**WHAT YOU NEED TO DO:** Set down exactly the lines from the one containing "Convert this screenshot" through the end of the records below, both included, and nothing else.

**SUPPLIED INFORMATION:**
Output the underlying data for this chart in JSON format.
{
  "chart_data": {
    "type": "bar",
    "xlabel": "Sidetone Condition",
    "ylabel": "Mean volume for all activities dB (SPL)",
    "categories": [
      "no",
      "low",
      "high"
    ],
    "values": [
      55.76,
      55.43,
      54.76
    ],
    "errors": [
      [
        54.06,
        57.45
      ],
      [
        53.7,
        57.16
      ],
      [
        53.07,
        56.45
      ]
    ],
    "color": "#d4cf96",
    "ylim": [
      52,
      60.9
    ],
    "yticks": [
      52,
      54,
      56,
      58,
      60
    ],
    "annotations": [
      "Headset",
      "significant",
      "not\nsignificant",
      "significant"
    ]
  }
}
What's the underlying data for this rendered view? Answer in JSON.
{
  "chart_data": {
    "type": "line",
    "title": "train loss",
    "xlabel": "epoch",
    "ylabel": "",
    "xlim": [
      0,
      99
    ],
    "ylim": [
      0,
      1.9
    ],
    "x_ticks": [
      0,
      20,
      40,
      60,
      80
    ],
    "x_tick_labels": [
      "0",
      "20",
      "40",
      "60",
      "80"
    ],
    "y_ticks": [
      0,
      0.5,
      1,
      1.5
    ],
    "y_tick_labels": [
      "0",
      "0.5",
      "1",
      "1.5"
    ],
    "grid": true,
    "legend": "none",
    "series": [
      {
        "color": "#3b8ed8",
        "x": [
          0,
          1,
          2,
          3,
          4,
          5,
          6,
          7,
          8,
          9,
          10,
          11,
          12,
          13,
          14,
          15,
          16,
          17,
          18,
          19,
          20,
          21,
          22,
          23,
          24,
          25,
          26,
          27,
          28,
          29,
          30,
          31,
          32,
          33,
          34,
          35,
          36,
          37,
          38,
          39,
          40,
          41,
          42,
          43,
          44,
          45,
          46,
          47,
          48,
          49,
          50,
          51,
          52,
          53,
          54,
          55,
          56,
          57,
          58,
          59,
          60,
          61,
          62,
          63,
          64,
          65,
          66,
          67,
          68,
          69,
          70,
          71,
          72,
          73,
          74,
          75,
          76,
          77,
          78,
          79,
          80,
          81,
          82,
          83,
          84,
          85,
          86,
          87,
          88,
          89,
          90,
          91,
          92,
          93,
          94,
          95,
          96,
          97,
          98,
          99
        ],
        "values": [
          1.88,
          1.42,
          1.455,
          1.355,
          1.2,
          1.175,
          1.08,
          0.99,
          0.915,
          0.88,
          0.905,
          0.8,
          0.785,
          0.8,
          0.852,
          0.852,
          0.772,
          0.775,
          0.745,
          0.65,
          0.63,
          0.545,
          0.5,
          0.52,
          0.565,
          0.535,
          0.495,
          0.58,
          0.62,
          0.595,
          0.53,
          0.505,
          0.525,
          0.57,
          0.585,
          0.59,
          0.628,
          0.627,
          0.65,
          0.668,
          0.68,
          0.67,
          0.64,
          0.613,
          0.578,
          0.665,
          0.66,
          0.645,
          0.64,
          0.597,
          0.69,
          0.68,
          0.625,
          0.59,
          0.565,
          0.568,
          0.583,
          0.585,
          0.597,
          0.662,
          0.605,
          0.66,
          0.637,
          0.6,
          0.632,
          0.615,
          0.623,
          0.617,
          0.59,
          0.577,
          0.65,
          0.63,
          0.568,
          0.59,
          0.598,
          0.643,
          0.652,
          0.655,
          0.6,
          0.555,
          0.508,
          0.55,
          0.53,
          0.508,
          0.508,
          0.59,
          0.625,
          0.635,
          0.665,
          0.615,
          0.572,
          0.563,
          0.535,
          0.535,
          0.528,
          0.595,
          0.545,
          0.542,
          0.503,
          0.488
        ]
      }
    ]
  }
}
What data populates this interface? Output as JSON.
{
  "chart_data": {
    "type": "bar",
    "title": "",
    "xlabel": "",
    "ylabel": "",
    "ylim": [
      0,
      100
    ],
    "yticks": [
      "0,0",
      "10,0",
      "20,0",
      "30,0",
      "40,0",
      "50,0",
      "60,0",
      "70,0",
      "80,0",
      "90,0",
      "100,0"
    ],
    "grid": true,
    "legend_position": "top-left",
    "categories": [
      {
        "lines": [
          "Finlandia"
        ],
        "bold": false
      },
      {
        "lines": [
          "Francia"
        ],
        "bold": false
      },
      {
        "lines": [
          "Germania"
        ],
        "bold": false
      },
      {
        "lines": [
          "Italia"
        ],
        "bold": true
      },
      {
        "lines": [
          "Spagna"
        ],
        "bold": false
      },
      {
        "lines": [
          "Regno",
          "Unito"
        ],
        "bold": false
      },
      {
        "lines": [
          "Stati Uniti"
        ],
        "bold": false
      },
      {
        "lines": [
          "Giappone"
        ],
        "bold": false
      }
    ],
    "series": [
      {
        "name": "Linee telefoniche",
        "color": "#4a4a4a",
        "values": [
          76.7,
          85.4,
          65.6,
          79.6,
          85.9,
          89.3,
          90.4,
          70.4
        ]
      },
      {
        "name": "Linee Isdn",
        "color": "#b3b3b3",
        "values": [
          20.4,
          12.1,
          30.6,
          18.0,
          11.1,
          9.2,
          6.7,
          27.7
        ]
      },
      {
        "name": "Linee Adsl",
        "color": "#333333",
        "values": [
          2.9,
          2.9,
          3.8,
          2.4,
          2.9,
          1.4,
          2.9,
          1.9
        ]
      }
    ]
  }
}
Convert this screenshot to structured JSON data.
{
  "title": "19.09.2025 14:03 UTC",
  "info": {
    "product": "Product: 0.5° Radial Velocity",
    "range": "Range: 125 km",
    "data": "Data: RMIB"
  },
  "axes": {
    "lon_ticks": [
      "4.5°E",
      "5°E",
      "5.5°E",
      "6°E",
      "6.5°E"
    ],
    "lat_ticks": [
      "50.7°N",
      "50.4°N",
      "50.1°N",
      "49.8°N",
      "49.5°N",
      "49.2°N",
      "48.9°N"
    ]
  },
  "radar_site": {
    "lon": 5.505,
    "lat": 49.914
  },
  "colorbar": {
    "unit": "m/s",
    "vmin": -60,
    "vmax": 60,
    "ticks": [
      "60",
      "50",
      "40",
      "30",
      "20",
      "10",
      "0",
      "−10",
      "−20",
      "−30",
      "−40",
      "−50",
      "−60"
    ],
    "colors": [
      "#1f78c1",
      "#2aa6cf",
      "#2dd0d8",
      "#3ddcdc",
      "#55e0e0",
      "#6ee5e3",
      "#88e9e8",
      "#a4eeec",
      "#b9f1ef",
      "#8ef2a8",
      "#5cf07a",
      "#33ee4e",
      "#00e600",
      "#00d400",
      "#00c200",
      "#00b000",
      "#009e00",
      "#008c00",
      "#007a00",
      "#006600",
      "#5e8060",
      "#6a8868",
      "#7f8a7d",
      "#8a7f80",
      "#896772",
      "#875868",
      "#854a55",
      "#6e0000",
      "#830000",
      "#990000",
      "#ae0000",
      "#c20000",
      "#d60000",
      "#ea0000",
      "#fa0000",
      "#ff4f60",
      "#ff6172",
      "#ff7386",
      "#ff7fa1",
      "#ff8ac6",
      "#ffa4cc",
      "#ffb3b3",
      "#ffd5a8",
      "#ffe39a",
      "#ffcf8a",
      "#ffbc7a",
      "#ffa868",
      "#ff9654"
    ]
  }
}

**RESULT OF THIS EXERCISE:**
Convert this screenshot to structured JSON data.
{
  "title": "19.09.2025 14:03 UTC",
  "info": {
    "product": "Product: 0.5° Radial Velocity",
    "range": "Range: 125 km",
    "data": "Data: RMIB"
  },
  "axes": {
    "lon_ticks": [
      "4.5°E",
      "5°E",
      "5.5°E",
      "6°E",
      "6.5°E"
    ],
    "lat_ticks": [
      "50.7°N",
      "50.4°N",
      "50.1°N",
      "49.8°N",
      "49.5°N",
      "49.2°N",
      "48.9°N"
    ]
  },
  "radar_site": {
    "lon": 5.505,
    "lat": 49.914
  },
  "colorbar": {
    "unit": "m/s",
    "vmin": -60,
    "vmax": 60,
    "ticks": [
      "60",
      "50",
      "40",
      "30",
      "20",
      "10",
      "0",
      "−10",
      "−20",
      "−30",
      "−40",
      "−50",
      "−60"
    ],
    "colors": [
      "#1f78c1",
      "#2aa6cf",
      "#2dd0d8",
      "#3ddcdc",
      "#55e0e0",
      "#6ee5e3",
      "#88e9e8",
      "#a4eeec",
      "#b9f1ef",
      "#8ef2a8",
      "#5cf07a",
      "#33ee4e",
      "#00e600",
      "#00d400",
      "#00c200",
      "#00b000",
      "#009e00",
      "#008c00",
      "#007a00",
      "#006600",
      "#5e8060",
      "#6a8868",
      "#7f8a7d",
      "#8a7f80",
      "#896772",
      "#875868",
      "#854a55",
      "#6e0000",
      "#830000",
      "#990000",
      "#ae0000",
      "#c20000",
      "#d60000",
      "#ea0000",
      "#fa0000",
      "#ff4f60",
      "#ff6172",
      "#ff7386",
      "#ff7fa1",
      "#ff8ac6",
      "#ffa4cc",
      "#ffb3b3",
      "#ffd5a8",
      "#ffe39a",
      "#ffcf8a",
      "#ffbc7a",
      "#ffa868",
      "#ff9654"
    ]
  }
}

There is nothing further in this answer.